Quote the listing in full, exactly as given, minus any pictures.

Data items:
* Begin *

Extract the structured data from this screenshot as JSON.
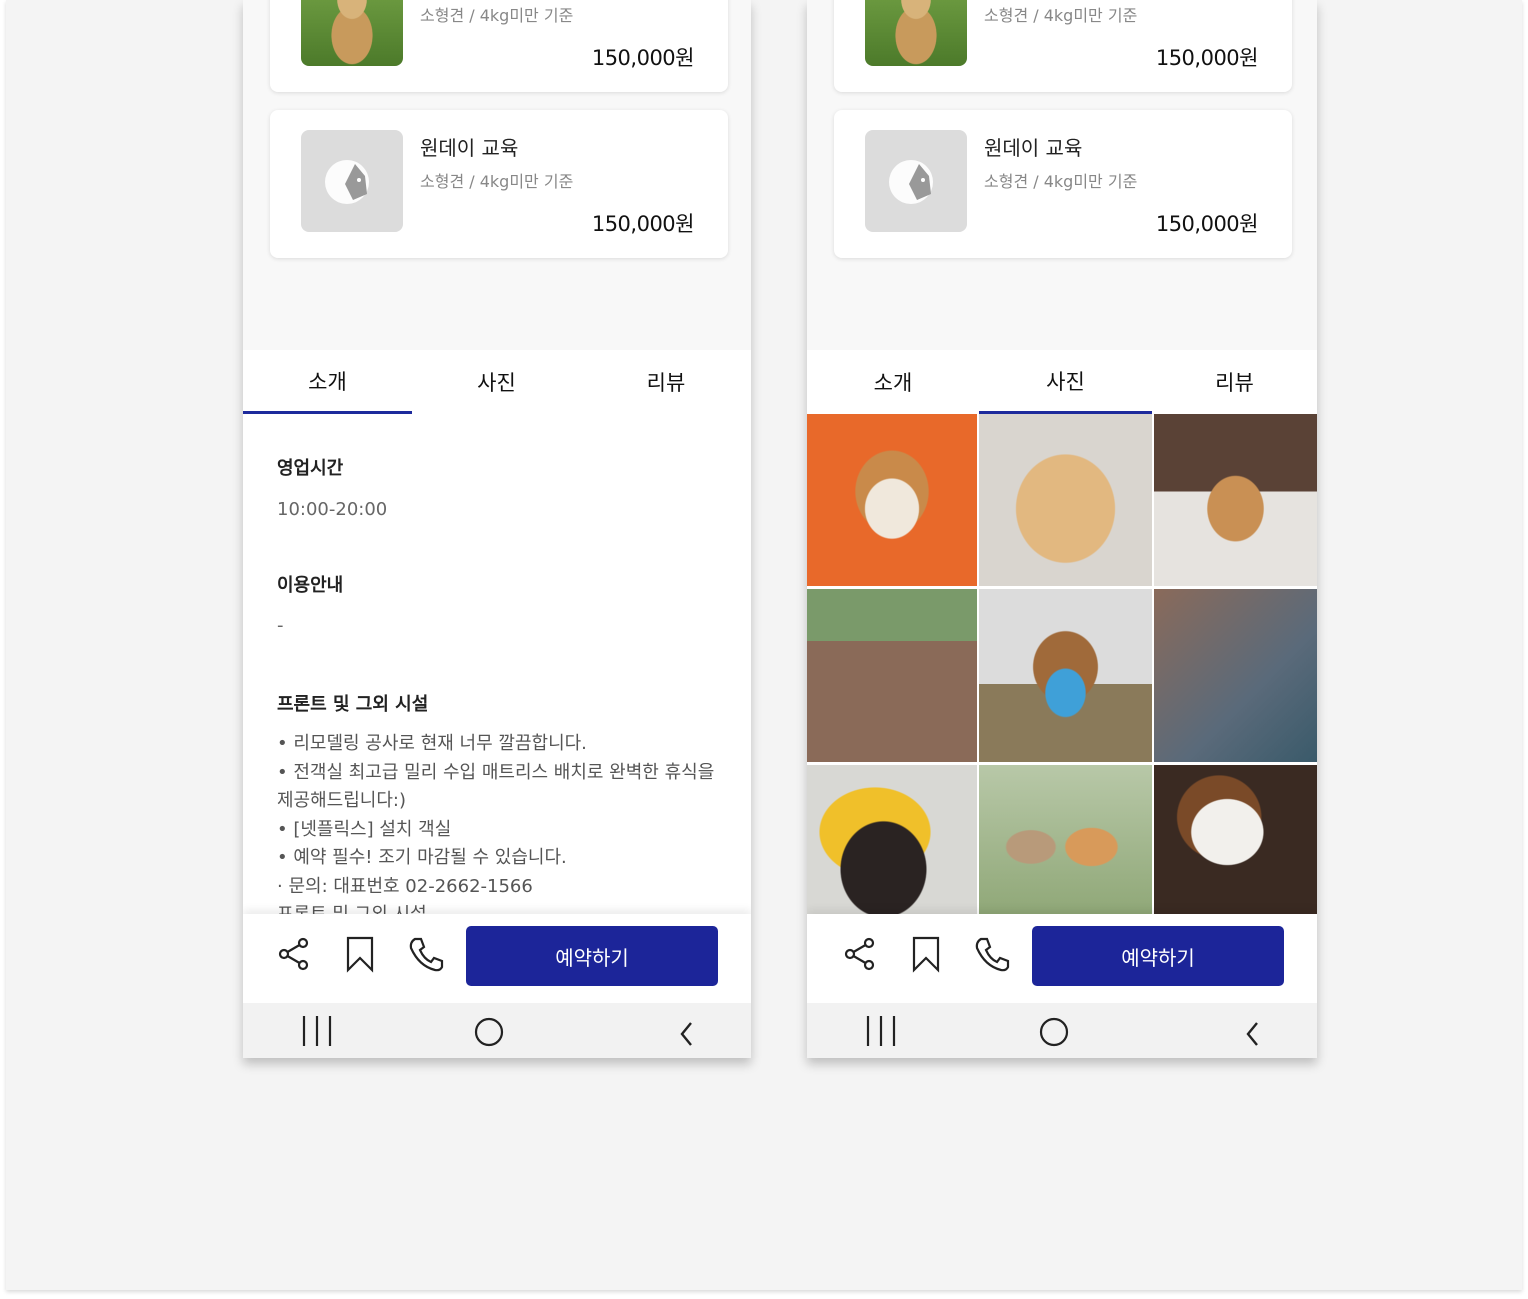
{
  "cards": [
    {
      "title": "",
      "subtitle": "소형견 / 4kg미만 기준",
      "price": "150,000원"
    },
    {
      "title": "원데이 교육",
      "subtitle": "소형견 / 4kg미만 기준",
      "price": "150,000원"
    }
  ],
  "tabs": [
    {
      "label": "소개"
    },
    {
      "label": "사진"
    },
    {
      "label": "리뷰"
    }
  ],
  "left_active_tab": "소개",
  "right_active_tab": "사진",
  "intro": {
    "hours_heading": "영업시간",
    "hours_value": "10:00-20:00",
    "usage_heading": "이용안내",
    "usage_value": "-",
    "facility_heading": "프론트 및 그외 시설",
    "facility_lines": [
      "• 리모델링 공사로 현재 너무 깔끔합니다.",
      "• 전객실 최고급 밀리 수입 매트리스 배치로 완벽한 휴식을",
      "제공해드립니다:)",
      "• [넷플릭스] 설치 객실",
      "• 예약 필수! 조기 마감될 수 있습니다.",
      " · 문의: 대표번호 02-2662-1566",
      "프론트 및 그외 시설"
    ]
  },
  "actions": {
    "book_label": "예약하기",
    "icons": [
      "share-icon",
      "bookmark-icon",
      "phone-icon"
    ]
  },
  "navbar_icons": [
    "recent-apps-icon",
    "home-icon",
    "back-icon"
  ],
  "colors": {
    "accent": "#1c2599",
    "tab_underline": "#1d2a9c",
    "background": "#f4f4f4"
  }
}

* End *

▶ _THE RESULT_
Extract the structured data from this screenshot as JSON.
{
  "cards": [
    {
      "title": "",
      "subtitle": "소형견 / 4kg미만 기준",
      "price": "150,000원"
    },
    {
      "title": "원데이 교육",
      "subtitle": "소형견 / 4kg미만 기준",
      "price": "150,000원"
    }
  ],
  "tabs": [
    {
      "label": "소개"
    },
    {
      "label": "사진"
    },
    {
      "label": "리뷰"
    }
  ],
  "left_active_tab": "소개",
  "right_active_tab": "사진",
  "intro": {
    "hours_heading": "영업시간",
    "hours_value": "10:00-20:00",
    "usage_heading": "이용안내",
    "usage_value": "-",
    "facility_heading": "프론트 및 그외 시설",
    "facility_lines": [
      "• 리모델링 공사로 현재 너무 깔끔합니다.",
      "• 전객실 최고급 밀리 수입 매트리스 배치로 완벽한 휴식을",
      "제공해드립니다:)",
      "• [넷플릭스] 설치 객실",
      "• 예약 필수! 조기 마감될 수 있습니다.",
      " · 문의: 대표번호 02-2662-1566",
      "프론트 및 그외 시설"
    ]
  },
  "actions": {
    "book_label": "예약하기",
    "icons": [
      "share-icon",
      "bookmark-icon",
      "phone-icon"
    ]
  },
  "navbar_icons": [
    "recent-apps-icon",
    "home-icon",
    "back-icon"
  ],
  "colors": {
    "accent": "#1c2599",
    "tab_underline": "#1d2a9c",
    "background": "#f4f4f4"
  }
}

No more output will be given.